▶ _What the task asks_
Reproduce, word for word, the stretch from the start of the records through the line containing "quick-links-bar: Dashboard Site".

▶ _Layout annotation data_
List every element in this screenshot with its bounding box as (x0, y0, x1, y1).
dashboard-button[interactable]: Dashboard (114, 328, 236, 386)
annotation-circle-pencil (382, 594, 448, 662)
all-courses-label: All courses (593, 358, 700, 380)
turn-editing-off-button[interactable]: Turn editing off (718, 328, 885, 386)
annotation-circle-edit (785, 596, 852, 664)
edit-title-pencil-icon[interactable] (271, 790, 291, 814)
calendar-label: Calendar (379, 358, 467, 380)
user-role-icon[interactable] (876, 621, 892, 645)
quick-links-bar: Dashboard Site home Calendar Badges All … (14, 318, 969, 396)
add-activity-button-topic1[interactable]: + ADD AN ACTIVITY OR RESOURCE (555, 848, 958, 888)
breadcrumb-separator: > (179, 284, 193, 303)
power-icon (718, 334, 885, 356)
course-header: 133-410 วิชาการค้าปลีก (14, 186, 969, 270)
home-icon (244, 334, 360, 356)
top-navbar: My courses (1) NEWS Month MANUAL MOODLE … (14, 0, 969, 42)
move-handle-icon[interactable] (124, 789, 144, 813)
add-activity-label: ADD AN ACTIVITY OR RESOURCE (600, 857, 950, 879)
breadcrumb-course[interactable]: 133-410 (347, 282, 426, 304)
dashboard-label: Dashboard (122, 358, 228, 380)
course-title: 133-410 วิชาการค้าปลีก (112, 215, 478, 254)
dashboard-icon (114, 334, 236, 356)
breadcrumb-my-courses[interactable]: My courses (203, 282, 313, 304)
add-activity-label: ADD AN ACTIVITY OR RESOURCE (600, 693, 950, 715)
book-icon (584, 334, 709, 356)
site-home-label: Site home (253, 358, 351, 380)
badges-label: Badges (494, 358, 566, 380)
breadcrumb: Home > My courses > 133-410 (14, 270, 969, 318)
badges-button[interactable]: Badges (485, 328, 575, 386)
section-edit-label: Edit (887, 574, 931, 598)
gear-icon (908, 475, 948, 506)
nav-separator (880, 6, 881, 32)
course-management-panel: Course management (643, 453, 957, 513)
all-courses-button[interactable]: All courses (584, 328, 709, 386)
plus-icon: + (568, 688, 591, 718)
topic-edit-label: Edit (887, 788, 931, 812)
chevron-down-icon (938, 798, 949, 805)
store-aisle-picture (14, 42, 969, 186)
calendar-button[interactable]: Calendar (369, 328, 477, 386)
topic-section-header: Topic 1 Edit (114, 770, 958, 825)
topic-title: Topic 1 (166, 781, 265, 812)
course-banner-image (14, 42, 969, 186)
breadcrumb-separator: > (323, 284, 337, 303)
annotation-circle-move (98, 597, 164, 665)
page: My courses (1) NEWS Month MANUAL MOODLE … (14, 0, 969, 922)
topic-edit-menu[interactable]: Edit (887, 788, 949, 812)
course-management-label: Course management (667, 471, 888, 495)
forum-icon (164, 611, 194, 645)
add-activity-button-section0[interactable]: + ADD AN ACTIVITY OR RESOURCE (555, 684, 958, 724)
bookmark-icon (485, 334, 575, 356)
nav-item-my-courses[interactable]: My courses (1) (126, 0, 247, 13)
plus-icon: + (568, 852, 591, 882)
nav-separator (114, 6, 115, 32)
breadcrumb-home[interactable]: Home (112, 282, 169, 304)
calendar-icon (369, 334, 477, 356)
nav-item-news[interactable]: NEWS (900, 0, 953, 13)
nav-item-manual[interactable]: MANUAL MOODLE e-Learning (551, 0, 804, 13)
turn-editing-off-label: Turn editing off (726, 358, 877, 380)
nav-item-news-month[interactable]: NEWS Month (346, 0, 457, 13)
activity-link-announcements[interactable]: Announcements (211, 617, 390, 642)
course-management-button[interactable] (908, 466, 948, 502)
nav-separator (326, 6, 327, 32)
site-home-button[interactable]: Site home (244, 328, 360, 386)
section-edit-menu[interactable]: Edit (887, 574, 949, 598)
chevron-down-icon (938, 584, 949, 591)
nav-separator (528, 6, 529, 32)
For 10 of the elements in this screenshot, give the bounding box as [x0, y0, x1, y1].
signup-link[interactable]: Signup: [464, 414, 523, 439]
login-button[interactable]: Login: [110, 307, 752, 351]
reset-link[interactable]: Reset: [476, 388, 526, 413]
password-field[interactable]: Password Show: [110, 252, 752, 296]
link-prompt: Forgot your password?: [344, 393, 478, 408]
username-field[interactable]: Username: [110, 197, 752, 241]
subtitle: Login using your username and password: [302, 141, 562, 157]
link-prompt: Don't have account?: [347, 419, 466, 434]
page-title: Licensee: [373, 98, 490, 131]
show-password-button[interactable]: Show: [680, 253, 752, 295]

▶ _Final result_
List every element in this screenshot with its bounding box as (x0, y0, x1, y1).
dashboard-button[interactable]: Dashboard (114, 328, 236, 386)
annotation-circle-pencil (382, 594, 448, 662)
all-courses-label: All courses (593, 358, 700, 380)
turn-editing-off-button[interactable]: Turn editing off (718, 328, 885, 386)
annotation-circle-edit (785, 596, 852, 664)
edit-title-pencil-icon[interactable] (271, 790, 291, 814)
calendar-label: Calendar (379, 358, 467, 380)
user-role-icon[interactable] (876, 621, 892, 645)
quick-links-bar: Dashboard Site home Calendar Badges All … (14, 318, 969, 396)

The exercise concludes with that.